▶ What this task involves
Extract each line holding the word "στις" from the entries.

▶ Material to process
((
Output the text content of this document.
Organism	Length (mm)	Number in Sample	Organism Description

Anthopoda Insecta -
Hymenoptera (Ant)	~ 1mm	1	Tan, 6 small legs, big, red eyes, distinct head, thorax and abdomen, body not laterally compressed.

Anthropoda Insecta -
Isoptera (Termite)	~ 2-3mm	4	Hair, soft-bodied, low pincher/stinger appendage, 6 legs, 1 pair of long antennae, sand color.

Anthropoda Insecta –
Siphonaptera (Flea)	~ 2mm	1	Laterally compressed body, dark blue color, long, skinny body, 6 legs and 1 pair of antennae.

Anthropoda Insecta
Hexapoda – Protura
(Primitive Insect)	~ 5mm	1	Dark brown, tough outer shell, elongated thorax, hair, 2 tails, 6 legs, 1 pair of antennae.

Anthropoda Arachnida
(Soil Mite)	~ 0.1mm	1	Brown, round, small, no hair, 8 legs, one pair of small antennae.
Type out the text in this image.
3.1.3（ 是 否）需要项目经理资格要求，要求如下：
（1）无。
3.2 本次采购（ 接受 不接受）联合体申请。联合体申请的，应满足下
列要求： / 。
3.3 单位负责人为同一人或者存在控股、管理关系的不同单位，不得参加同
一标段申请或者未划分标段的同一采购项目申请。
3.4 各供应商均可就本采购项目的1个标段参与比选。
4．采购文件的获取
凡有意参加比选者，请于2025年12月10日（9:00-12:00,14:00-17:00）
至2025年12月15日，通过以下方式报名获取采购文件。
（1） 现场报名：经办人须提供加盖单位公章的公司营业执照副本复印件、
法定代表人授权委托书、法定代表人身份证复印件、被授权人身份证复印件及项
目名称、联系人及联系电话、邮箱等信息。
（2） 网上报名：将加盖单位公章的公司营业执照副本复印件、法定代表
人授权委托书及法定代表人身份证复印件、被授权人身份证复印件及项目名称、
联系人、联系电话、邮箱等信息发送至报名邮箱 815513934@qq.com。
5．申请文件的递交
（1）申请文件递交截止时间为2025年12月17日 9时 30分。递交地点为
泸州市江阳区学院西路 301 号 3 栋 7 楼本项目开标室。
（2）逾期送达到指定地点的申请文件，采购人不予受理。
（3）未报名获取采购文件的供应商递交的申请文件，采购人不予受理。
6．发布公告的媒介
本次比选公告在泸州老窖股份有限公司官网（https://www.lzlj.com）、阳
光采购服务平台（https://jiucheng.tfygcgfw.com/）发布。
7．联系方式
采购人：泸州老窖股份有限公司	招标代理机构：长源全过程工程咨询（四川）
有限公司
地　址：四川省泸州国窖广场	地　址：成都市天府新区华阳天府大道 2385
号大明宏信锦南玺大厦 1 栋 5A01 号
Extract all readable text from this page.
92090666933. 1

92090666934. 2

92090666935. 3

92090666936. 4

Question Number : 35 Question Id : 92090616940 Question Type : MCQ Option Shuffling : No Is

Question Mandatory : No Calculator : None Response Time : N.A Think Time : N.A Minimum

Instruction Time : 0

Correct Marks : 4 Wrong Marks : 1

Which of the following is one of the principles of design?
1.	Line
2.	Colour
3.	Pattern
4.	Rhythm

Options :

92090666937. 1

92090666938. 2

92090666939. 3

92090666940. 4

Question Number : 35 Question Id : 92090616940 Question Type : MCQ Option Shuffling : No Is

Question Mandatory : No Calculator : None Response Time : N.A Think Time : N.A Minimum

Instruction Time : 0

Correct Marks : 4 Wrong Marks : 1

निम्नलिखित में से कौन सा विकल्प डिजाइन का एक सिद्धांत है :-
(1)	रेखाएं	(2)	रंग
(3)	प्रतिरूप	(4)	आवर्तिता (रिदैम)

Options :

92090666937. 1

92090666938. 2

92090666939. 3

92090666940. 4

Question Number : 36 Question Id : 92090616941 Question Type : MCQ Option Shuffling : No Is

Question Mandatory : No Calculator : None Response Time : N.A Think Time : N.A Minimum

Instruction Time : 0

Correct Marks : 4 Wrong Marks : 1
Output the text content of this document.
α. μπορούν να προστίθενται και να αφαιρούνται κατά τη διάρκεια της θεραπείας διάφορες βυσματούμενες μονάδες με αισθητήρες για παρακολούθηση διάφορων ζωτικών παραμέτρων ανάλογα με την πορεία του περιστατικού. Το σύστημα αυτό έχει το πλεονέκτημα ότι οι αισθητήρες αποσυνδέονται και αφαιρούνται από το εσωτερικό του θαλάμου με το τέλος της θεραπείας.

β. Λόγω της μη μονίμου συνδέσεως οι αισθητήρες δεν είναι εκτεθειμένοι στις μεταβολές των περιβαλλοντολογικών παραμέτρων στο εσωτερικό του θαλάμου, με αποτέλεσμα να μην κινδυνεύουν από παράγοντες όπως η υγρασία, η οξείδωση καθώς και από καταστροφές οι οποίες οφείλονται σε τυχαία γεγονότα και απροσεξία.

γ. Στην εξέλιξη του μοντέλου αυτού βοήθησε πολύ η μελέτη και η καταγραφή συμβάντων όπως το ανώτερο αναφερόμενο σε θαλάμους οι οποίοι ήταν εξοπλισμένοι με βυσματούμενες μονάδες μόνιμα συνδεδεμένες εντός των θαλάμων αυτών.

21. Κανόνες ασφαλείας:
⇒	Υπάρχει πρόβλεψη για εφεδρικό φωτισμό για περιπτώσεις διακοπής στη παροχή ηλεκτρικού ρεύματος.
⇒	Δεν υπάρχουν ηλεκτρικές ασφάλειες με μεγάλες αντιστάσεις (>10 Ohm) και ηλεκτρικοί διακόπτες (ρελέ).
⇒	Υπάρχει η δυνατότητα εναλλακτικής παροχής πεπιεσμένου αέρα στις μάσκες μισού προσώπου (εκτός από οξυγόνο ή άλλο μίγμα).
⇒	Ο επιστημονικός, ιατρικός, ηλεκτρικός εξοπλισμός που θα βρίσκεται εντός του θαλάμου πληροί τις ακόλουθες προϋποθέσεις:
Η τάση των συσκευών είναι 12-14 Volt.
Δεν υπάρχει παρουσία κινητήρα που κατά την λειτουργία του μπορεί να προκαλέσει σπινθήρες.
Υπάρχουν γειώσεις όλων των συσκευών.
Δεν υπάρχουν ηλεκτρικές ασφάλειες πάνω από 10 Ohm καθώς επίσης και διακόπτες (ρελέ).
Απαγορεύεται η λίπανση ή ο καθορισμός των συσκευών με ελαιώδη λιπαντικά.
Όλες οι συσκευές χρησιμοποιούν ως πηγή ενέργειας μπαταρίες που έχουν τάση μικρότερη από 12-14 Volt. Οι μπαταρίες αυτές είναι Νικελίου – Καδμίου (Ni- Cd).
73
))
▶ The output
β. Λόγω της μη μονίμου συνδέσεως οι αισθητήρες δεν είναι εκτεθειμένοι στις μεταβολές των περιβαλλοντολογικών παραμέτρων στο εσωτερικό του θαλάμου, με αποτέλεσμα να μην κινδυνεύουν από παράγοντες όπως η υγρασία, η οξείδωση καθώς και από καταστροφές οι οποίες οφείλονται σε τυχαία γεγονότα και απροσεξία.
⇒	Υπάρχει η δυνατότητα εναλλακτικής παροχής πεπιεσμένου αέρα στις μάσκες μισού προσώπου (εκτός από οξυγόνο ή άλλο μίγμα).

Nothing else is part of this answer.